Work to be completed: From the records below, copy every line that contains the word "legend".

- - -

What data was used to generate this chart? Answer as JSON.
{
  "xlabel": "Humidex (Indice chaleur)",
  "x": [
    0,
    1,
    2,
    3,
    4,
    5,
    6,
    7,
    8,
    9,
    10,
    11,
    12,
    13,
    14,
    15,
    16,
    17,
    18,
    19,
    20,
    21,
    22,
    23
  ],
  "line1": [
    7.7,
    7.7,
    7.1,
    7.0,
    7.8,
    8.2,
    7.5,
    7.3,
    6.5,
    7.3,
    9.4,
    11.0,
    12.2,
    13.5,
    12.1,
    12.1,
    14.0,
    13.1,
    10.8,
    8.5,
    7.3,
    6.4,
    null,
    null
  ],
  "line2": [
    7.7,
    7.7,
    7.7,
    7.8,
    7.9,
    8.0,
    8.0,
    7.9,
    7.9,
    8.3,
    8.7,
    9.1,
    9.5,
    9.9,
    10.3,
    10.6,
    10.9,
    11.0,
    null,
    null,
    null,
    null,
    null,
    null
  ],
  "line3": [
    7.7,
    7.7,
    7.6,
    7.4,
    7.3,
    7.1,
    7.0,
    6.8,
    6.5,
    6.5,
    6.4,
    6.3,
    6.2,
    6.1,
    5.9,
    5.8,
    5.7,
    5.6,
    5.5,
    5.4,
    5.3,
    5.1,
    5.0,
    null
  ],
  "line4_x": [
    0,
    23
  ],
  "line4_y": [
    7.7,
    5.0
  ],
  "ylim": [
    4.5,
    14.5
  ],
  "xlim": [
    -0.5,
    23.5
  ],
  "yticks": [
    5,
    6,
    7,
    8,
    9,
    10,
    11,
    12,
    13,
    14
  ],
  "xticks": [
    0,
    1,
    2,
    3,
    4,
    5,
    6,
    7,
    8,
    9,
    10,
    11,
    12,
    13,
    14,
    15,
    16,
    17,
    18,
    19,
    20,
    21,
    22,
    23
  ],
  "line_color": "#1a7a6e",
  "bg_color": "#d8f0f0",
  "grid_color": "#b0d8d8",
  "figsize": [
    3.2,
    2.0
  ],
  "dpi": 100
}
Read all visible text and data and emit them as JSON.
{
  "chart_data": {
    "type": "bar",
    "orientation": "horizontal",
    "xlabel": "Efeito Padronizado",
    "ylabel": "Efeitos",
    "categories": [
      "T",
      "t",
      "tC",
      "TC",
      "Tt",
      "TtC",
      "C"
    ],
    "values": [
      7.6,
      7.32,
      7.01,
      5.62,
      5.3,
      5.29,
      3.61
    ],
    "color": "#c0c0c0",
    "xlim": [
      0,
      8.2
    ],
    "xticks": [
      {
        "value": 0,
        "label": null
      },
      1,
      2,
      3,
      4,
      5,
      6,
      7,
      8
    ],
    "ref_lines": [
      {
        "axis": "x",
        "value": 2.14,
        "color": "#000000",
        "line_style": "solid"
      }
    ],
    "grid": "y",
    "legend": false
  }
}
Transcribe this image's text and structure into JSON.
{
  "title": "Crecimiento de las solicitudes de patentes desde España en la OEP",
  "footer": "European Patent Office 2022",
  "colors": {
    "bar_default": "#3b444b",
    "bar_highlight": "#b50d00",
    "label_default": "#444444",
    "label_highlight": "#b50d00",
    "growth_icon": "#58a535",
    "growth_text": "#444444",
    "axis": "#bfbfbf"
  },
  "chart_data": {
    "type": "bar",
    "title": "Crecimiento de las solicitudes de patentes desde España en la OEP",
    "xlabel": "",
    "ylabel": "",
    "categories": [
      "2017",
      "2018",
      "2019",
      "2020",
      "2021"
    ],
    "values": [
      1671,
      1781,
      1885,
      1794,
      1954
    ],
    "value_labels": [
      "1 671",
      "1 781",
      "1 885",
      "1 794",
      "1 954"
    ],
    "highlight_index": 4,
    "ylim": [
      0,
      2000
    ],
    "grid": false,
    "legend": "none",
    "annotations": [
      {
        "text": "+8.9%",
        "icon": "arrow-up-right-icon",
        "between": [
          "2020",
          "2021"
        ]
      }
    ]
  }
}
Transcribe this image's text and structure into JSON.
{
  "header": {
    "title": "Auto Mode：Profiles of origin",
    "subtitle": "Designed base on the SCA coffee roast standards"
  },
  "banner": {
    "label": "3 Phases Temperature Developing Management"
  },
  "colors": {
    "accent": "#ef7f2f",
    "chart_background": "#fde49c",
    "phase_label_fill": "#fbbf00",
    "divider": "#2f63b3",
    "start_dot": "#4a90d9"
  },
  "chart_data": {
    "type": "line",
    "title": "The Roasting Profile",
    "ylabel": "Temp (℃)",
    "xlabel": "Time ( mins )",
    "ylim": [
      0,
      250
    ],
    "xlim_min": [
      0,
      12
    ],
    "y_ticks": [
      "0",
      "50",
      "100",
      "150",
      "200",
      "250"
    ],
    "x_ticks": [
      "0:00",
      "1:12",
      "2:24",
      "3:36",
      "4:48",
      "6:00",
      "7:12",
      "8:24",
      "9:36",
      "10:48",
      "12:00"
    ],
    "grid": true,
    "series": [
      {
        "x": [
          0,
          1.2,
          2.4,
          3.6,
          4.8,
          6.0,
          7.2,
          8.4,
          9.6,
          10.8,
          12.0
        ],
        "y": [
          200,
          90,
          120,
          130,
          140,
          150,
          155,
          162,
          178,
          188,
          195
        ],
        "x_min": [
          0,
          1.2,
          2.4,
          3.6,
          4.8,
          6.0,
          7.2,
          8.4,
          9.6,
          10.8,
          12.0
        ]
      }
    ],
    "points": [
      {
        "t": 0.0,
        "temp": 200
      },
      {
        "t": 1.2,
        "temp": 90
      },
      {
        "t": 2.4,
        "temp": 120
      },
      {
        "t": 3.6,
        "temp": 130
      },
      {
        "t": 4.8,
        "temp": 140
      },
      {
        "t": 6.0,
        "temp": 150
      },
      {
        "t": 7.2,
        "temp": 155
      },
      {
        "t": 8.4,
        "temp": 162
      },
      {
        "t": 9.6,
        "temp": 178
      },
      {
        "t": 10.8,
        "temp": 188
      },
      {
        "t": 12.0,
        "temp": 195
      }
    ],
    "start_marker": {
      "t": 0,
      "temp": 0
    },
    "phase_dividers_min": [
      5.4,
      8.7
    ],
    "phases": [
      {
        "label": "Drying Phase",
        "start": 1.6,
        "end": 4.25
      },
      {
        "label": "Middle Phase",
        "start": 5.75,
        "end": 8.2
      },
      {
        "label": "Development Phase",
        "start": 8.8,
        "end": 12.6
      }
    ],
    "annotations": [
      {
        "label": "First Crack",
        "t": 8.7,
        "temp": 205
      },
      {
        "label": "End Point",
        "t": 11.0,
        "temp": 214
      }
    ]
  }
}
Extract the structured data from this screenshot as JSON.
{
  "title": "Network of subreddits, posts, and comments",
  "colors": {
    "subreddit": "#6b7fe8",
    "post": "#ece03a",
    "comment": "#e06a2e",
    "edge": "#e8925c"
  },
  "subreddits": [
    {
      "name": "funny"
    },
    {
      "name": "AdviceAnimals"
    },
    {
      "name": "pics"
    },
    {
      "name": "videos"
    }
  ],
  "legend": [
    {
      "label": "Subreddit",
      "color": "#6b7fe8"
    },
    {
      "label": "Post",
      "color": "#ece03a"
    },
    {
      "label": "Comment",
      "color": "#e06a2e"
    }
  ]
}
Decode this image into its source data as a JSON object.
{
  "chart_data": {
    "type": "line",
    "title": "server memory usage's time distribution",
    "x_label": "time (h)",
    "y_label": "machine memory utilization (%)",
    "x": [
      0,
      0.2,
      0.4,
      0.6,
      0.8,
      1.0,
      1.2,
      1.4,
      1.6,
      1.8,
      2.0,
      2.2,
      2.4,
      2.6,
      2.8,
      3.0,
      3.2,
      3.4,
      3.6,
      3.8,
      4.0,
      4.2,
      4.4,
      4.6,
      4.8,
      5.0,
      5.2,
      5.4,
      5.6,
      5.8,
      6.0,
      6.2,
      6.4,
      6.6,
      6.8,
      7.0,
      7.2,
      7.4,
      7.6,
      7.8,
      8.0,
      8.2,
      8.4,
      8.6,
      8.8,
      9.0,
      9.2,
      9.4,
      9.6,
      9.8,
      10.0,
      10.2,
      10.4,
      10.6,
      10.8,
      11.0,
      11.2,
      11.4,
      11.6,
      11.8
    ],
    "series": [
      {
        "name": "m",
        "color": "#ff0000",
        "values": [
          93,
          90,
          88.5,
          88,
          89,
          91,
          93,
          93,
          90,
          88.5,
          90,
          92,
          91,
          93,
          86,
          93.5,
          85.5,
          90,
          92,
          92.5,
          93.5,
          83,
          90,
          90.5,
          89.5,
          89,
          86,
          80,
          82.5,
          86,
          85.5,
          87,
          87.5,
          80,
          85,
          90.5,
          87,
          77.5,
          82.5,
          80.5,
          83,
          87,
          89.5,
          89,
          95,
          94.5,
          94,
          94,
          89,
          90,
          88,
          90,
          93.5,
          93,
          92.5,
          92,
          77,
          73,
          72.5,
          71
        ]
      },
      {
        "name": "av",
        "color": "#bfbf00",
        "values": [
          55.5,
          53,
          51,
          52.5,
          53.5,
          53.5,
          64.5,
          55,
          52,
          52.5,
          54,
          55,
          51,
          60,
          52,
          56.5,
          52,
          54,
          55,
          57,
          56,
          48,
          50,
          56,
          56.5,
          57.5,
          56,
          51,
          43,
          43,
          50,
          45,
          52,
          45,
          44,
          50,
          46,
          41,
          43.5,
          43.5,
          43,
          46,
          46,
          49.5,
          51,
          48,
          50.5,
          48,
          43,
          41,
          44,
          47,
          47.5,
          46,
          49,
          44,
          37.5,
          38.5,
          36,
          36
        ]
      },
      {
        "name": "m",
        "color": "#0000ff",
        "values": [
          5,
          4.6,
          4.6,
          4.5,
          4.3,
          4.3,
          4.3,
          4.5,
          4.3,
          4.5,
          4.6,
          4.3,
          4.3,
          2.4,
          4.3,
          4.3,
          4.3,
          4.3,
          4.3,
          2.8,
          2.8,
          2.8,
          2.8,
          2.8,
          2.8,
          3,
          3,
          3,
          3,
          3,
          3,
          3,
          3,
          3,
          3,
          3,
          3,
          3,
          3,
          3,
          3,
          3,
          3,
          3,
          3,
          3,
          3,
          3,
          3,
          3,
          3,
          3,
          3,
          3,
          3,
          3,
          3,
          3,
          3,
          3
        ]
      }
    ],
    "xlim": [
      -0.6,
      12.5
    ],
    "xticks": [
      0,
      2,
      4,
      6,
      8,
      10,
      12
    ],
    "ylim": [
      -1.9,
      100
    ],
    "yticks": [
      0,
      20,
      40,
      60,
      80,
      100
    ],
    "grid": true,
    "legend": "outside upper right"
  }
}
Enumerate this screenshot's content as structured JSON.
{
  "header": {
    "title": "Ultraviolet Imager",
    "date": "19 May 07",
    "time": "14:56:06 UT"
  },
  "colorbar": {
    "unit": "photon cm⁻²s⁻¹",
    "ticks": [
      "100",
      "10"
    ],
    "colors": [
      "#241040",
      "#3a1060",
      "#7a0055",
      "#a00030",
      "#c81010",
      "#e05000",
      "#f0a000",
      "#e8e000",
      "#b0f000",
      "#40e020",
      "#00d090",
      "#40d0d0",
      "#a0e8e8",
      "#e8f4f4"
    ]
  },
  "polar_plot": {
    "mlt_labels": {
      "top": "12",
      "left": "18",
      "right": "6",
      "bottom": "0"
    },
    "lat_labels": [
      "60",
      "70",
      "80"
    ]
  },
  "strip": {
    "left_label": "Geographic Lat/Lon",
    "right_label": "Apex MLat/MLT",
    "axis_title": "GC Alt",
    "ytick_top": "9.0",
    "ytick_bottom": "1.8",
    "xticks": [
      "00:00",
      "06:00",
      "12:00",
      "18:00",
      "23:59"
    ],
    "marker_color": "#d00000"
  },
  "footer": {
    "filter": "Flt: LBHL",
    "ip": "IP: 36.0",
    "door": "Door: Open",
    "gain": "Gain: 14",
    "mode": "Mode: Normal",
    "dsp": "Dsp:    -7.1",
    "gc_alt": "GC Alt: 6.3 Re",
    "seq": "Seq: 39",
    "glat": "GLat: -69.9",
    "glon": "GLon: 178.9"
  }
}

- - -

Result of this exercise:
    "legend": false
    "legend": "none",
  "legend": [
    "legend": "outside upper right"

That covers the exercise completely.